Begin Input material
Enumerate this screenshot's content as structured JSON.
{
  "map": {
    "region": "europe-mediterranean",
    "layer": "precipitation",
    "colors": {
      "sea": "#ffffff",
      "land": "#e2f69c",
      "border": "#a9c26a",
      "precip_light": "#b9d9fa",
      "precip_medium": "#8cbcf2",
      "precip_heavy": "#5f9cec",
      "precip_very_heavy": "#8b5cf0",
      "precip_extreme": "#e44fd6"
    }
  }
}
End Input material
■ **Problem details**
Here, the records must be output exactly and in full.

■ **Solution for this exercise**
Enumerate this screenshot's content as structured JSON.
{
  "map": {
    "region": "europe-mediterranean",
    "layer": "precipitation",
    "colors": {
      "sea": "#ffffff",
      "land": "#e2f69c",
      "border": "#a9c26a",
      "precip_light": "#b9d9fa",
      "precip_medium": "#8cbcf2",
      "precip_heavy": "#5f9cec",
      "precip_very_heavy": "#8b5cf0",
      "precip_extreme": "#e44fd6"
    }
  }
}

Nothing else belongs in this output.